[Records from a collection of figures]
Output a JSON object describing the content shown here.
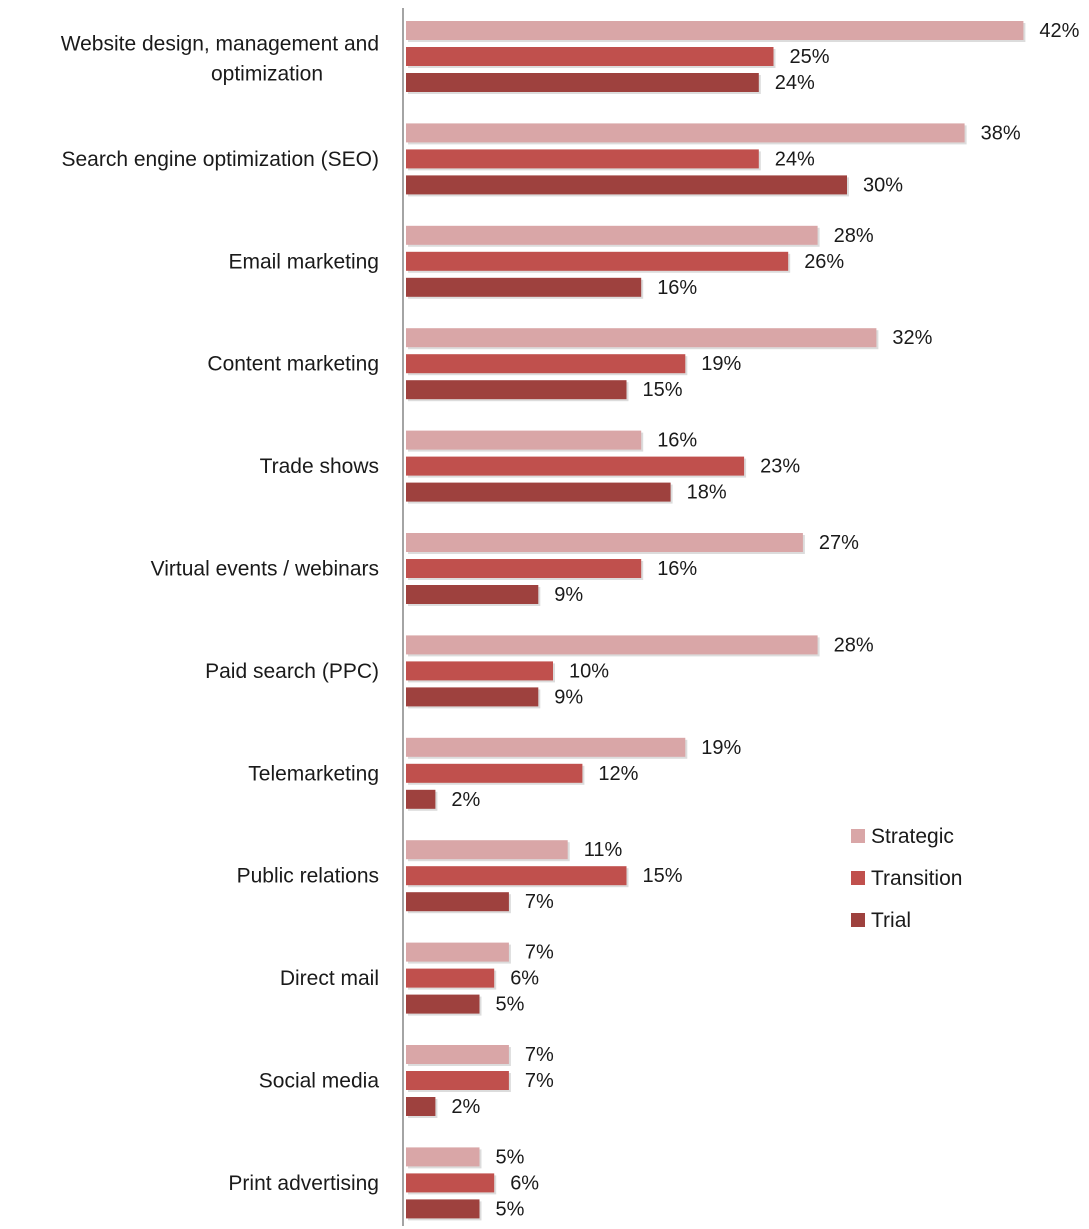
{
  "chart_data": {
    "type": "bar",
    "orientation": "horizontal",
    "categories": [
      "Website design, management and optimization",
      "Search engine optimization (SEO)",
      "Email marketing",
      "Content marketing",
      "Trade shows",
      "Virtual events / webinars",
      "Paid search (PPC)",
      "Telemarketing",
      "Public relations",
      "Direct mail",
      "Social media",
      "Print advertising"
    ],
    "series": [
      {
        "name": "Strategic",
        "color": "#d9a6a7",
        "values": [
          42,
          38,
          28,
          32,
          16,
          27,
          28,
          19,
          11,
          7,
          7,
          5
        ]
      },
      {
        "name": "Transition",
        "color": "#c0504d",
        "values": [
          25,
          24,
          26,
          19,
          23,
          16,
          10,
          12,
          15,
          6,
          7,
          6
        ]
      },
      {
        "name": "Trial",
        "color": "#9e413e",
        "values": [
          24,
          30,
          16,
          15,
          18,
          9,
          9,
          2,
          7,
          5,
          2,
          5
        ]
      }
    ],
    "value_suffix": "%",
    "xlim": [
      0,
      42
    ],
    "grid": false,
    "legend": "right",
    "title": "",
    "xlabel": "",
    "ylabel": ""
  }
}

What this task involves: How many lines of the data contain the word "optimization"? Answer with the number alone.

Answer for the task: 2